> **Task description**
Where the string "Events" occurs in the material below, report the whole line.

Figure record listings

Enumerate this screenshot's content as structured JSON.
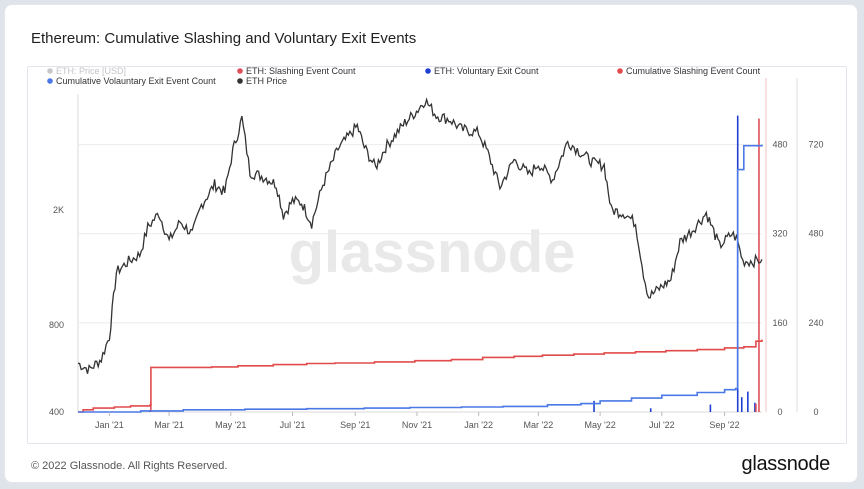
{
  "title": "Ethereum: Cumulative Slashing and Voluntary Exit Events",
  "footer": "© 2022 Glassnode. All Rights Reserved.",
  "brand": "glassnode",
  "watermark": "glassnode",
  "colors": {
    "price": "#333333",
    "price_legend_muted": "#c8c8c8",
    "slashing": "#e0505a",
    "voluntary": "#1f3fd1",
    "cum_slashing": "#e24b4b",
    "cum_voluntary": "#4a78e6"
  },
  "chart_data": {
    "type": "line",
    "title": "Ethereum: Cumulative Slashing and Voluntary Exit Events",
    "legend": [
      {
        "name": "ETH: Price [USD]",
        "color": "#c8c8c8",
        "muted": true
      },
      {
        "name": "ETH: Slashing Event Count",
        "color": "#e0505a"
      },
      {
        "name": "ETH: Voluntary Exit Count",
        "color": "#1f3fd1"
      },
      {
        "name": "Cumulative Slashing Event Count",
        "color": "#e24b4b"
      },
      {
        "name": "Cumulative Volauntary Exit Event Count",
        "color": "#4a78e6"
      },
      {
        "name": "ETH Price",
        "color": "#333333"
      }
    ],
    "x_ticks": [
      "Jan '21",
      "Mar '21",
      "May '21",
      "Jul '21",
      "Sep '21",
      "Nov '21",
      "Jan '22",
      "Mar '22",
      "May '22",
      "Jul '22",
      "Sep '22"
    ],
    "x_start": "2020-12-01",
    "x_end": "2022-10-08",
    "y_left_ticks": [
      {
        "label": "2K",
        "value": 2000
      },
      {
        "label": "800",
        "value": 800
      },
      {
        "label": "400",
        "value": 400
      }
    ],
    "y_left_scale": "log",
    "y_left_range": [
      400,
      4800
    ],
    "y_mid_ticks": [
      "480",
      "320",
      "160",
      "0"
    ],
    "y_mid_range": [
      0,
      560
    ],
    "y_right_ticks": [
      "720",
      "480",
      "240",
      "0"
    ],
    "y_right_range": [
      0,
      840
    ],
    "series": [
      {
        "name": "ETH Price",
        "axis": "left",
        "points": [
          [
            "2020-12-01",
            590
          ],
          [
            "2020-12-12",
            560
          ],
          [
            "2020-12-24",
            610
          ],
          [
            "2021-01-01",
            730
          ],
          [
            "2021-01-08",
            1220
          ],
          [
            "2021-01-20",
            1330
          ],
          [
            "2021-01-31",
            1400
          ],
          [
            "2021-02-08",
            1740
          ],
          [
            "2021-02-19",
            1950
          ],
          [
            "2021-03-01",
            1560
          ],
          [
            "2021-03-12",
            1820
          ],
          [
            "2021-03-24",
            1650
          ],
          [
            "2021-04-02",
            2080
          ],
          [
            "2021-04-15",
            2450
          ],
          [
            "2021-04-25",
            2300
          ],
          [
            "2021-05-03",
            3200
          ],
          [
            "2021-05-12",
            4150
          ],
          [
            "2021-05-20",
            2700
          ],
          [
            "2021-05-27",
            2650
          ],
          [
            "2021-06-05",
            2580
          ],
          [
            "2021-06-15",
            2450
          ],
          [
            "2021-06-22",
            1920
          ],
          [
            "2021-07-01",
            2150
          ],
          [
            "2021-07-10",
            2120
          ],
          [
            "2021-07-20",
            1800
          ],
          [
            "2021-07-31",
            2450
          ],
          [
            "2021-08-15",
            3250
          ],
          [
            "2021-09-03",
            3900
          ],
          [
            "2021-09-10",
            3300
          ],
          [
            "2021-09-21",
            2800
          ],
          [
            "2021-10-01",
            3300
          ],
          [
            "2021-10-20",
            4000
          ],
          [
            "2021-11-02",
            4450
          ],
          [
            "2021-11-09",
            4800
          ],
          [
            "2021-11-20",
            4250
          ],
          [
            "2021-12-04",
            4100
          ],
          [
            "2021-12-15",
            3800
          ],
          [
            "2022-01-01",
            3700
          ],
          [
            "2022-01-10",
            3150
          ],
          [
            "2022-01-22",
            2400
          ],
          [
            "2022-02-05",
            2980
          ],
          [
            "2022-02-20",
            2650
          ],
          [
            "2022-03-01",
            2900
          ],
          [
            "2022-03-15",
            2550
          ],
          [
            "2022-03-30",
            3450
          ],
          [
            "2022-04-10",
            3200
          ],
          [
            "2022-04-25",
            2900
          ],
          [
            "2022-05-05",
            2850
          ],
          [
            "2022-05-12",
            2000
          ],
          [
            "2022-05-25",
            1950
          ],
          [
            "2022-06-05",
            1800
          ],
          [
            "2022-06-13",
            1200
          ],
          [
            "2022-06-18",
            1000
          ],
          [
            "2022-06-30",
            1080
          ],
          [
            "2022-07-10",
            1150
          ],
          [
            "2022-07-19",
            1550
          ],
          [
            "2022-07-31",
            1700
          ],
          [
            "2022-08-14",
            1950
          ],
          [
            "2022-08-27",
            1500
          ],
          [
            "2022-09-08",
            1650
          ],
          [
            "2022-09-13",
            1600
          ],
          [
            "2022-09-19",
            1330
          ],
          [
            "2022-09-30",
            1330
          ],
          [
            "2022-10-08",
            1350
          ]
        ]
      },
      {
        "name": "Cumulative Slashing Event Count",
        "axis": "mid",
        "step": true,
        "points": [
          [
            "2020-12-01",
            0
          ],
          [
            "2020-12-06",
            4
          ],
          [
            "2020-12-16",
            7
          ],
          [
            "2021-01-06",
            9
          ],
          [
            "2021-01-22",
            11
          ],
          [
            "2021-02-10",
            12
          ],
          [
            "2021-02-11",
            80
          ],
          [
            "2021-04-12",
            81
          ],
          [
            "2021-05-08",
            83
          ],
          [
            "2021-06-12",
            85
          ],
          [
            "2021-07-15",
            87
          ],
          [
            "2021-08-12",
            88
          ],
          [
            "2021-09-20",
            90
          ],
          [
            "2021-10-30",
            92
          ],
          [
            "2021-12-05",
            94
          ],
          [
            "2022-01-05",
            98
          ],
          [
            "2022-02-05",
            100
          ],
          [
            "2022-03-05",
            102
          ],
          [
            "2022-04-05",
            104
          ],
          [
            "2022-05-05",
            106
          ],
          [
            "2022-06-05",
            108
          ],
          [
            "2022-07-05",
            110
          ],
          [
            "2022-08-05",
            112
          ],
          [
            "2022-09-01",
            115
          ],
          [
            "2022-09-20",
            117
          ],
          [
            "2022-10-02",
            127
          ],
          [
            "2022-10-08",
            130
          ]
        ]
      },
      {
        "name": "Cumulative Volauntary Exit Event Count",
        "axis": "mid",
        "step": true,
        "points": [
          [
            "2020-12-01",
            0
          ],
          [
            "2021-02-01",
            2
          ],
          [
            "2021-03-15",
            4
          ],
          [
            "2021-05-15",
            5
          ],
          [
            "2021-07-15",
            6
          ],
          [
            "2021-09-10",
            7
          ],
          [
            "2021-10-25",
            8
          ],
          [
            "2021-12-15",
            9
          ],
          [
            "2022-01-25",
            10
          ],
          [
            "2022-03-10",
            13
          ],
          [
            "2022-04-12",
            15
          ],
          [
            "2022-05-01",
            20
          ],
          [
            "2022-06-01",
            25
          ],
          [
            "2022-07-01",
            30
          ],
          [
            "2022-08-05",
            35
          ],
          [
            "2022-09-01",
            40
          ],
          [
            "2022-09-12",
            42
          ],
          [
            "2022-09-14",
            435
          ],
          [
            "2022-09-20",
            478
          ],
          [
            "2022-10-08",
            480
          ]
        ]
      },
      {
        "name": "ETH: Voluntary Exit Count",
        "axis": "right",
        "type": "bar",
        "points": [
          [
            "2021-02-10",
            5
          ],
          [
            "2022-04-25",
            30
          ],
          [
            "2022-06-20",
            10
          ],
          [
            "2022-08-18",
            20
          ],
          [
            "2022-09-14",
            798
          ],
          [
            "2022-09-18",
            40
          ],
          [
            "2022-09-24",
            55
          ],
          [
            "2022-10-01",
            25
          ]
        ]
      },
      {
        "name": "ETH: Slashing Event Count",
        "axis": "right",
        "type": "bar",
        "points": [
          [
            "2021-02-11",
            25
          ],
          [
            "2022-10-02",
            22
          ],
          [
            "2022-10-05",
            790
          ]
        ]
      }
    ]
  }
}
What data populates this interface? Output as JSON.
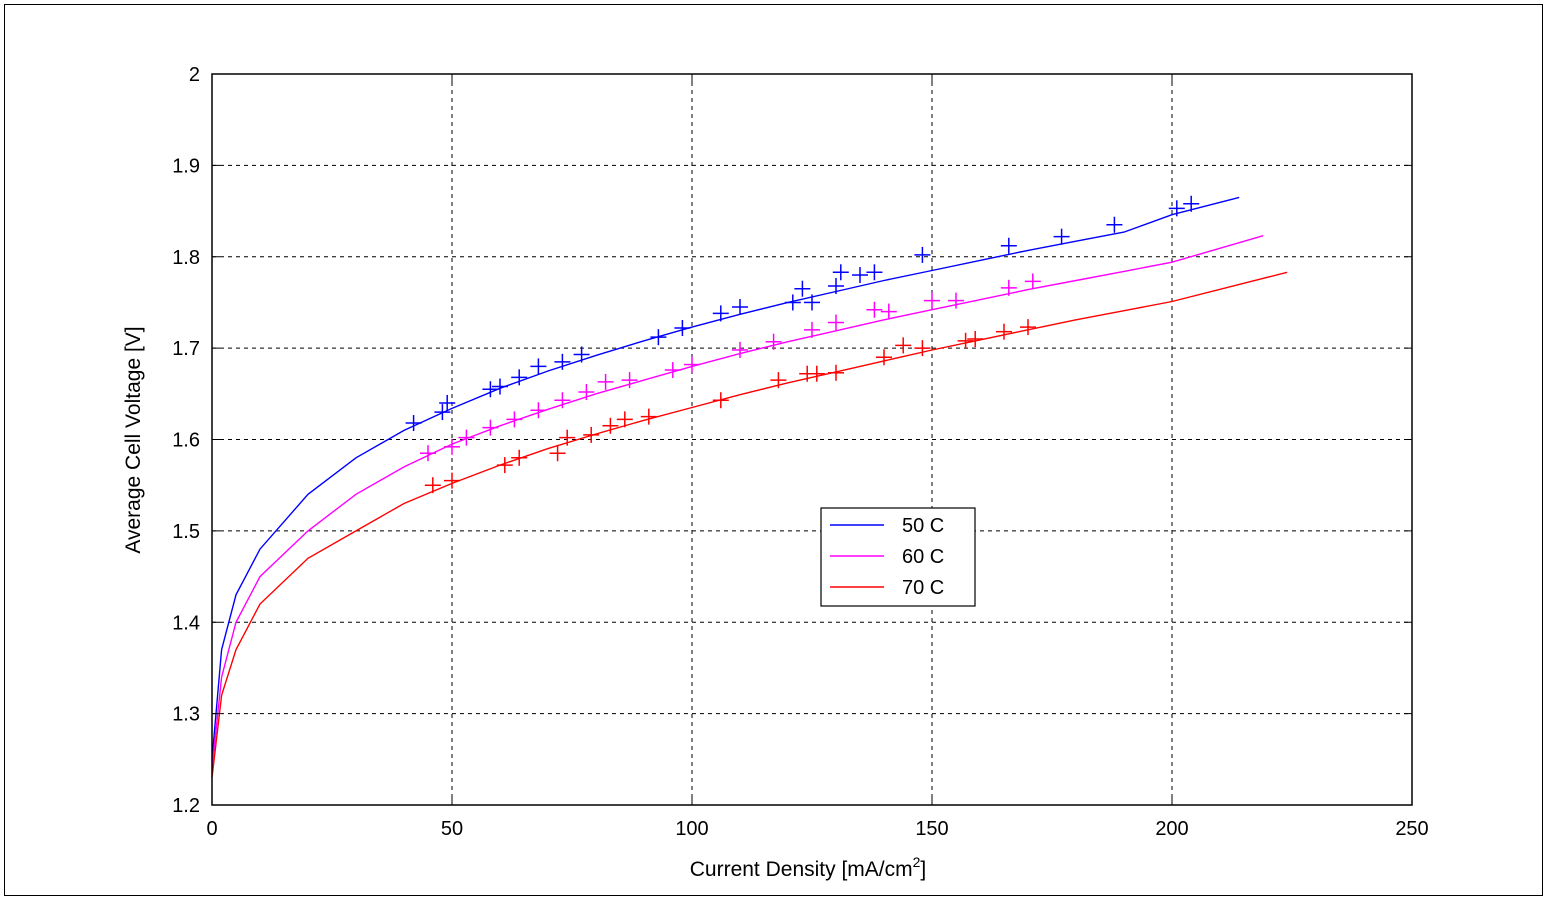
{
  "chart_data": {
    "type": "line",
    "xlabel": "Current Density [mA/cm",
    "xlabel_superscript": "2",
    "xlabel_suffix": "]",
    "ylabel": "Average Cell Voltage [V]",
    "xlim": [
      0,
      250
    ],
    "ylim": [
      1.2,
      2
    ],
    "xticks": [
      0,
      50,
      100,
      150,
      200,
      250
    ],
    "xtick_labels": [
      "0",
      "50",
      "100",
      "150",
      "200",
      "250"
    ],
    "yticks": [
      1.2,
      1.3,
      1.4,
      1.5,
      1.6,
      1.7,
      1.8,
      1.9,
      2.0
    ],
    "ytick_labels": [
      "1.2",
      "1.3",
      "1.4",
      "1.5",
      "1.6",
      "1.7",
      "1.8",
      "1.9",
      "2"
    ],
    "grid": true,
    "legend_position": "center-right",
    "series": [
      {
        "name": "50 C",
        "color": "#0000ff",
        "fit": {
          "x": [
            0,
            2,
            5,
            10,
            20,
            30,
            40,
            50,
            60,
            70,
            80,
            90,
            100,
            110,
            120,
            130,
            140,
            150,
            160,
            170,
            180,
            190,
            200,
            214
          ],
          "y": [
            1.25,
            1.37,
            1.43,
            1.48,
            1.54,
            1.58,
            1.61,
            1.634,
            1.656,
            1.675,
            1.692,
            1.708,
            1.723,
            1.737,
            1.75,
            1.762,
            1.774,
            1.785,
            1.796,
            1.807,
            1.817,
            1.827,
            1.846,
            1.865
          ]
        },
        "markers": {
          "x": [
            42,
            48,
            49,
            58,
            60,
            64,
            68,
            73,
            77,
            93,
            98,
            106,
            110,
            121,
            123,
            125,
            130,
            131,
            135,
            138,
            148,
            166,
            177,
            188,
            201,
            204
          ],
          "y": [
            1.618,
            1.63,
            1.64,
            1.655,
            1.658,
            1.668,
            1.68,
            1.685,
            1.693,
            1.712,
            1.722,
            1.738,
            1.745,
            1.75,
            1.765,
            1.75,
            1.768,
            1.783,
            1.78,
            1.783,
            1.802,
            1.812,
            1.822,
            1.835,
            1.853,
            1.858
          ]
        }
      },
      {
        "name": "60 C",
        "color": "#ff00ff",
        "fit": {
          "x": [
            0,
            2,
            5,
            10,
            20,
            30,
            40,
            50,
            60,
            70,
            80,
            90,
            100,
            110,
            120,
            130,
            140,
            150,
            160,
            170,
            180,
            190,
            200,
            219
          ],
          "y": [
            1.24,
            1.34,
            1.4,
            1.45,
            1.5,
            1.54,
            1.57,
            1.595,
            1.615,
            1.633,
            1.65,
            1.665,
            1.68,
            1.694,
            1.707,
            1.719,
            1.731,
            1.742,
            1.753,
            1.764,
            1.774,
            1.784,
            1.794,
            1.823
          ]
        },
        "markers": {
          "x": [
            45,
            50,
            53,
            58,
            63,
            68,
            73,
            78,
            82,
            87,
            96,
            100,
            110,
            117,
            125,
            130,
            138,
            141,
            150,
            155,
            166,
            171
          ],
          "y": [
            1.585,
            1.592,
            1.602,
            1.613,
            1.622,
            1.632,
            1.643,
            1.652,
            1.663,
            1.665,
            1.676,
            1.682,
            1.698,
            1.707,
            1.72,
            1.728,
            1.742,
            1.74,
            1.752,
            1.752,
            1.766,
            1.773
          ]
        }
      },
      {
        "name": "70 C",
        "color": "#ff0000",
        "fit": {
          "x": [
            0,
            2,
            5,
            10,
            20,
            30,
            40,
            50,
            60,
            70,
            80,
            90,
            100,
            110,
            120,
            130,
            140,
            150,
            160,
            170,
            180,
            190,
            200,
            224
          ],
          "y": [
            1.23,
            1.32,
            1.37,
            1.42,
            1.47,
            1.5,
            1.53,
            1.552,
            1.572,
            1.59,
            1.606,
            1.621,
            1.635,
            1.649,
            1.662,
            1.674,
            1.686,
            1.698,
            1.709,
            1.72,
            1.731,
            1.741,
            1.751,
            1.783
          ]
        },
        "markers": {
          "x": [
            46,
            50,
            61,
            64,
            72,
            74,
            79,
            83,
            86,
            91,
            106,
            118,
            124,
            126,
            130,
            140,
            144,
            148,
            157,
            159,
            165,
            170
          ],
          "y": [
            1.55,
            1.555,
            1.572,
            1.58,
            1.585,
            1.602,
            1.605,
            1.615,
            1.622,
            1.625,
            1.643,
            1.665,
            1.672,
            1.672,
            1.673,
            1.69,
            1.703,
            1.7,
            1.708,
            1.71,
            1.718,
            1.723
          ]
        }
      }
    ]
  }
}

> **Answer in full**
  "title": "Ethereum: Cumulative Slashing and Voluntary Exit Events",
    "title": "Ethereum: Cumulative Slashing and Voluntary Exit Events",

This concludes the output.